◆ Task directions
Say how many lines in the records include the string "JSON", adding no other words.

◆ Records shown

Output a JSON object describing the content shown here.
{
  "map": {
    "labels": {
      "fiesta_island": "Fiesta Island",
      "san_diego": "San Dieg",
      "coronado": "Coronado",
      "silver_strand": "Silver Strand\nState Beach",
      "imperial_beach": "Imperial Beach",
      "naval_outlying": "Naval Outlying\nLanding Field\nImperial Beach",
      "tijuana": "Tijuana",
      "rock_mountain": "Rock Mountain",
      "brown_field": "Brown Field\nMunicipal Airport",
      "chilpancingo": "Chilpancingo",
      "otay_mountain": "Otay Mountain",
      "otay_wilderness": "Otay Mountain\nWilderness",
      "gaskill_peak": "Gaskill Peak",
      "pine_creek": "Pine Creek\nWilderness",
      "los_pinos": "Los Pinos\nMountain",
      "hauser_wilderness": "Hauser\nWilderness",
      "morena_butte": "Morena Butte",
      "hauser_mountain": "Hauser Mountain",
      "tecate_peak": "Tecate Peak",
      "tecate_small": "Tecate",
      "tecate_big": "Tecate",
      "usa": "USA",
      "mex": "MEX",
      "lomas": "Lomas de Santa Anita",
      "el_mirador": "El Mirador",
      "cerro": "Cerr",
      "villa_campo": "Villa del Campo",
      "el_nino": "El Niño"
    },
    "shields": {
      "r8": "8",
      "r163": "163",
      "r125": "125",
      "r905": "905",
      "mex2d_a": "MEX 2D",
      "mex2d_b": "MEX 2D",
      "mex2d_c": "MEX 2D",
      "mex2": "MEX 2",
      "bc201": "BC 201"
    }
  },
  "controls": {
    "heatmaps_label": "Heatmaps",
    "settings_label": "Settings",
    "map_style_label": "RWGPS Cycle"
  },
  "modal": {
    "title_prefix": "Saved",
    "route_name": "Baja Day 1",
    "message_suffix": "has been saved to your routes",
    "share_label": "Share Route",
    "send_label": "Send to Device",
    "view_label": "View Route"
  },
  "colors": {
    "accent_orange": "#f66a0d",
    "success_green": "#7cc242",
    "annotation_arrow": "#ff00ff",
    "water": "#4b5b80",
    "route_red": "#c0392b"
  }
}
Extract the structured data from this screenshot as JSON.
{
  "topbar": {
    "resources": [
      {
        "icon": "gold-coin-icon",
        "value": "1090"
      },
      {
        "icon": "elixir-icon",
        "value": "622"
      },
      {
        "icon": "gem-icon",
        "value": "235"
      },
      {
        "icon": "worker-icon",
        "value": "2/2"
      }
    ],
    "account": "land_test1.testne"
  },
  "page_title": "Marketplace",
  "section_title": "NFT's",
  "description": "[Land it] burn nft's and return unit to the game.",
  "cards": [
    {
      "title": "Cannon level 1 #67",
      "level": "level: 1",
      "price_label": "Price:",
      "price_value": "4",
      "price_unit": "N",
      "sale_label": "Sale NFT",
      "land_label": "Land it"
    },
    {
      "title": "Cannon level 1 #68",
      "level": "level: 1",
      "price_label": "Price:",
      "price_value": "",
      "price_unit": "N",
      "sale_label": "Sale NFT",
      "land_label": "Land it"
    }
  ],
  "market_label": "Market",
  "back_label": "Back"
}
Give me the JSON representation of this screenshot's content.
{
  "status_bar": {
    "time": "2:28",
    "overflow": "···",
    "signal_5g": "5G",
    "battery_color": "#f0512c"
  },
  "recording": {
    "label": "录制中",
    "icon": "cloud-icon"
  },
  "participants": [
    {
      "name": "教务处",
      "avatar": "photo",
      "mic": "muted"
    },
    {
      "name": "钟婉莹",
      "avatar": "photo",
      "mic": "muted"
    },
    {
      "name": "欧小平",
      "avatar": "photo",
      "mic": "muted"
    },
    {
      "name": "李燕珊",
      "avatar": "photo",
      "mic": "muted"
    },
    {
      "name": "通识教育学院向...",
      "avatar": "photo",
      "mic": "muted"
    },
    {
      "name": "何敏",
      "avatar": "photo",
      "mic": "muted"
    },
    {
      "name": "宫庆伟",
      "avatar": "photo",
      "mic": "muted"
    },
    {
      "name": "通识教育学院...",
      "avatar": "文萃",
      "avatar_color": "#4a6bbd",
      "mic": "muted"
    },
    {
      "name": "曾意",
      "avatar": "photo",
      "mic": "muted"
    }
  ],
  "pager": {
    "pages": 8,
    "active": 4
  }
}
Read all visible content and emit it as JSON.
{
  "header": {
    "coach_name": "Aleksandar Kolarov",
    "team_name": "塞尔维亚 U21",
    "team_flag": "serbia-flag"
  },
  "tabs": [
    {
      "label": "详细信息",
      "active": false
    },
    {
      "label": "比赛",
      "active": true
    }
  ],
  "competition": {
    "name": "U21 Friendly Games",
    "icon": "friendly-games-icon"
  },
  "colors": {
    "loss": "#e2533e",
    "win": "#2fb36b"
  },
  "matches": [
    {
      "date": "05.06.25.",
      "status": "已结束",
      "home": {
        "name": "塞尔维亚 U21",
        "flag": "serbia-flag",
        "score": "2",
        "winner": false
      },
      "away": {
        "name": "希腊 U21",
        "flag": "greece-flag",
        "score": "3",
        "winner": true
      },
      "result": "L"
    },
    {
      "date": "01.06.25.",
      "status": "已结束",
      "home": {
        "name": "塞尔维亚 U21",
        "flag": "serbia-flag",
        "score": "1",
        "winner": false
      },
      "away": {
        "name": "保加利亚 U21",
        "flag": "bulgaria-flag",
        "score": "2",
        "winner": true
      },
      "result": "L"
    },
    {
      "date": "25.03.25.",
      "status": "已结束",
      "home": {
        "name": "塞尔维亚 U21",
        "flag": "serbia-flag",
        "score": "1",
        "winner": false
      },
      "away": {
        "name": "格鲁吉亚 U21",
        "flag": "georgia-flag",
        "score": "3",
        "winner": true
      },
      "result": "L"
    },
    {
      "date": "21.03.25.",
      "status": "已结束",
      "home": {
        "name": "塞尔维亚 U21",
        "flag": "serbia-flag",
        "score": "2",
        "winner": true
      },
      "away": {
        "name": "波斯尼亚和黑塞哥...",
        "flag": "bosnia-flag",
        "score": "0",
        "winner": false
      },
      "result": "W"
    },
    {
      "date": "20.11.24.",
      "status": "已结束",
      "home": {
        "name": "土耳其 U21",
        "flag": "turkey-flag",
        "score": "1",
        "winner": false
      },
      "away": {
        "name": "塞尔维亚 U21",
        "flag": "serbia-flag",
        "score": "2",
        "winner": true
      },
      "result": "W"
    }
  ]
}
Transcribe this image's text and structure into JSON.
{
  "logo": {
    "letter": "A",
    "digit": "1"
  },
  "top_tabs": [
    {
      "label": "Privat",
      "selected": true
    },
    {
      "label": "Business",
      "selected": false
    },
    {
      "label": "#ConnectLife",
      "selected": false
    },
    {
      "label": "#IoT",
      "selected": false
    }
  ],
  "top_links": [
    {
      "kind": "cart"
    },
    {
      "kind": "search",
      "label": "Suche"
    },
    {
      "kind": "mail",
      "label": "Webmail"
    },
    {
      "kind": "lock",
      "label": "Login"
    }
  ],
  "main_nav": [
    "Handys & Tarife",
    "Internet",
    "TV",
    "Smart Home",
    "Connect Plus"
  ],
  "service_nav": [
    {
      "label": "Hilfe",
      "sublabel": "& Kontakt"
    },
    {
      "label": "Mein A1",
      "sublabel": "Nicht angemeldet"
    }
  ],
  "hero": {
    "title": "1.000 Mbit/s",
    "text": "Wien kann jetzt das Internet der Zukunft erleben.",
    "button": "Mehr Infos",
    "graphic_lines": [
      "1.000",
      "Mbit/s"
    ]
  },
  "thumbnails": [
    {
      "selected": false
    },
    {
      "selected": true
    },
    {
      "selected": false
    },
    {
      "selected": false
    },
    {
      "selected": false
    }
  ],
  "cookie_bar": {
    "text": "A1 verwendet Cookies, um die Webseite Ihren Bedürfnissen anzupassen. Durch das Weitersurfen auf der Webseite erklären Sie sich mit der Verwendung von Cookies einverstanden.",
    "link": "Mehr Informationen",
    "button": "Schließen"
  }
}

◆ The reply
5